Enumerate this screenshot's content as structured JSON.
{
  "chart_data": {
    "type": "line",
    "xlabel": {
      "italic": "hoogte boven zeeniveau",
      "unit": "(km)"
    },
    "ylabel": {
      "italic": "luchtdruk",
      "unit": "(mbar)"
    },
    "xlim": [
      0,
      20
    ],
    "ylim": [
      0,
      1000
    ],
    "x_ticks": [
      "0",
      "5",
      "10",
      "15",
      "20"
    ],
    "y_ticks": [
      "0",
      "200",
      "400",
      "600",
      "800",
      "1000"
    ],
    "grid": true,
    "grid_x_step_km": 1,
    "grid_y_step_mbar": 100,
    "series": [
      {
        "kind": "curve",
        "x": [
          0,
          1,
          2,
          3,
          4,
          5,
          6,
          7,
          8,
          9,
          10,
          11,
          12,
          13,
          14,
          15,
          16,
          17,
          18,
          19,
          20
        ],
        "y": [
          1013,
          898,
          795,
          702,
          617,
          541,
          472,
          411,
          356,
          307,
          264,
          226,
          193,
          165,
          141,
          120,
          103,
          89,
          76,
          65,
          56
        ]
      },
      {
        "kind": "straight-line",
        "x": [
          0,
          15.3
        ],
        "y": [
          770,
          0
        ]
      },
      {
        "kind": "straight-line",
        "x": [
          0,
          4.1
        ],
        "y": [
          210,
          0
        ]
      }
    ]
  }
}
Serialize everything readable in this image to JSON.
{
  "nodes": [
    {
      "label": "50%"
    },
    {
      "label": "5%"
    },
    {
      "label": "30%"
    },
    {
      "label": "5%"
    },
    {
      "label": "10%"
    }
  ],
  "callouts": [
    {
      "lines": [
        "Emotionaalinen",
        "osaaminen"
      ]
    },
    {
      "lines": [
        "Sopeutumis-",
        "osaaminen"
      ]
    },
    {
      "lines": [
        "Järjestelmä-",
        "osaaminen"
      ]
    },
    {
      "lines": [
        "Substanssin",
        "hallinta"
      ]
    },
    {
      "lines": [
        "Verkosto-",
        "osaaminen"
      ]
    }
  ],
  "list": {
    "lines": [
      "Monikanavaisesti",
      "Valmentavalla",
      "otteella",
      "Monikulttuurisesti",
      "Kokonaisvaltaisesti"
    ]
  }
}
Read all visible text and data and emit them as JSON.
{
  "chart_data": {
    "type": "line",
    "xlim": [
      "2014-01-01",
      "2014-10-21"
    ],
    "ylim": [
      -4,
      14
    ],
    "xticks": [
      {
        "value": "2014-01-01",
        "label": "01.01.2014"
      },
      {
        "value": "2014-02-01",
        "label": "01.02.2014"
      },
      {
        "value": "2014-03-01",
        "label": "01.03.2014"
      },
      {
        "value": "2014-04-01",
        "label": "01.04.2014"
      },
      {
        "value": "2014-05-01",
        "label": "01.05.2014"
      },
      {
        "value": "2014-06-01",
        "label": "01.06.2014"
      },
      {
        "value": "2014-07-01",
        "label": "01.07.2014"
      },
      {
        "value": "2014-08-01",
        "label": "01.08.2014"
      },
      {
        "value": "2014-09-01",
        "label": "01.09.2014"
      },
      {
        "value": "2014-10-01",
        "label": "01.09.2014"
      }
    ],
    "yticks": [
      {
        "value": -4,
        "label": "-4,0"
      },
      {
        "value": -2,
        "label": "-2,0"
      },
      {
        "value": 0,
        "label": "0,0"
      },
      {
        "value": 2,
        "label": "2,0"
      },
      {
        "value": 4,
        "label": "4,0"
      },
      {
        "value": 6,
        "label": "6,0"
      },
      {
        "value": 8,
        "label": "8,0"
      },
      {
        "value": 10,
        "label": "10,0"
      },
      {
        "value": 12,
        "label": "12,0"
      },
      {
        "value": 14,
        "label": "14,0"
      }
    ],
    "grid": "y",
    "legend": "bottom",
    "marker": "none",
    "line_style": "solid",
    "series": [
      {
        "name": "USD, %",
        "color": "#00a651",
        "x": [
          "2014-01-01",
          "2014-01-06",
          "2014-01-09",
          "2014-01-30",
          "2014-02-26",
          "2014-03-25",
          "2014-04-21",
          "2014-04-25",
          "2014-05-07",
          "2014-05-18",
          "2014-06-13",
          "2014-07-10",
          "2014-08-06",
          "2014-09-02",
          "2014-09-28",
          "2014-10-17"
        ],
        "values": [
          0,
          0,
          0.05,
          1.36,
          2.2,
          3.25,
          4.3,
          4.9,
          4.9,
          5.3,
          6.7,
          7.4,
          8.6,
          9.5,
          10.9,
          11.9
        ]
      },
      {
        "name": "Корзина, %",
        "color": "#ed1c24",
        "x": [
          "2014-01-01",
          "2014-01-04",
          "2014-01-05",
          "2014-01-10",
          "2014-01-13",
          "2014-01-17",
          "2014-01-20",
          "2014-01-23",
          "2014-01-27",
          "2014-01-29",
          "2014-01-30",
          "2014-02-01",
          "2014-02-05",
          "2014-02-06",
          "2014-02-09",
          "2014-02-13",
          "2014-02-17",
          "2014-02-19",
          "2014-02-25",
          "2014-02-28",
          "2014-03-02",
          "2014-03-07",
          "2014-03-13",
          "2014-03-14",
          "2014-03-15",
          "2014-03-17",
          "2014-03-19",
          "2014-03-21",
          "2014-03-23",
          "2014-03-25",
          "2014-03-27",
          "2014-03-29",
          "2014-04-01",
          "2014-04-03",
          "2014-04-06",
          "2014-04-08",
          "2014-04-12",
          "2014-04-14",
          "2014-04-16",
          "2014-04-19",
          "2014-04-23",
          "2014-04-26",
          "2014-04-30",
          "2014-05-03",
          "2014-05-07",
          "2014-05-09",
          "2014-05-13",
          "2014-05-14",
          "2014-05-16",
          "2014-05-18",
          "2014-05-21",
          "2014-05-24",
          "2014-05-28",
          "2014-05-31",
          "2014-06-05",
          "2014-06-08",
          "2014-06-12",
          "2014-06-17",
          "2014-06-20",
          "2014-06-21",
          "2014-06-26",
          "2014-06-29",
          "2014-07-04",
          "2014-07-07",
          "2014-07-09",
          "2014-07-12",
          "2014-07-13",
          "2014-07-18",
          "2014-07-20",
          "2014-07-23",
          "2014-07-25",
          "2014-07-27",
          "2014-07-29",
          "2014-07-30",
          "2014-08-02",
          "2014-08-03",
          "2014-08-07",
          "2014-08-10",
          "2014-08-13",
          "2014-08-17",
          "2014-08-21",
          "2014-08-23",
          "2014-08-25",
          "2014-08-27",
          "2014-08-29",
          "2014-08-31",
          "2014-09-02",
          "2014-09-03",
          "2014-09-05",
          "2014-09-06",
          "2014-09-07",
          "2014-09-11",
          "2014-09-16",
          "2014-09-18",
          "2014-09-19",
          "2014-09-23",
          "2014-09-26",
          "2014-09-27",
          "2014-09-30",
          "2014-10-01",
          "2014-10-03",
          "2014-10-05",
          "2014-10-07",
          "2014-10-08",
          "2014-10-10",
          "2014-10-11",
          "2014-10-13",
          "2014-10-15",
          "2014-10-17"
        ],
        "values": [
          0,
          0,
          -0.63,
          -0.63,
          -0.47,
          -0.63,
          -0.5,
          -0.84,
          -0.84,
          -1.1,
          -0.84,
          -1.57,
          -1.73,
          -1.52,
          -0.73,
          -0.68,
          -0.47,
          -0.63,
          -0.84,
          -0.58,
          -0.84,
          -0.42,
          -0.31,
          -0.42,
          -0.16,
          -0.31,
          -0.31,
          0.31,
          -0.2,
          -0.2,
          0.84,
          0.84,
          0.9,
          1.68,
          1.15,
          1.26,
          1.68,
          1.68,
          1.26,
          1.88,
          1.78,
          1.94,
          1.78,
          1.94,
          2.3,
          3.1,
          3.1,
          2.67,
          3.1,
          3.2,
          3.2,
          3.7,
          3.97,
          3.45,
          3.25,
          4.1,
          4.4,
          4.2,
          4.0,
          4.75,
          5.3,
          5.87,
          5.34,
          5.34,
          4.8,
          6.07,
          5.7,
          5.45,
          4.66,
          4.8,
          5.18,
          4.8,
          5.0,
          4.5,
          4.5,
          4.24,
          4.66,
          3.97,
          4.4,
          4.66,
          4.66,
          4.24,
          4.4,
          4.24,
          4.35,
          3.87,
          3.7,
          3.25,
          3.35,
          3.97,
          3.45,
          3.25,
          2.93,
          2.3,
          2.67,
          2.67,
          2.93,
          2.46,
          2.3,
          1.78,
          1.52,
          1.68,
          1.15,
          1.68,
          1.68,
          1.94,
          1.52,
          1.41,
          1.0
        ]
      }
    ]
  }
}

++++

◆ **WORK REQUIRED**
Where does the word "this" appear? Return each line that holds it.

◆ **CORRECT OUTPUT**
Enumerate this screenshot's content as structured JSON.
Serialize everything readable in this image to JSON.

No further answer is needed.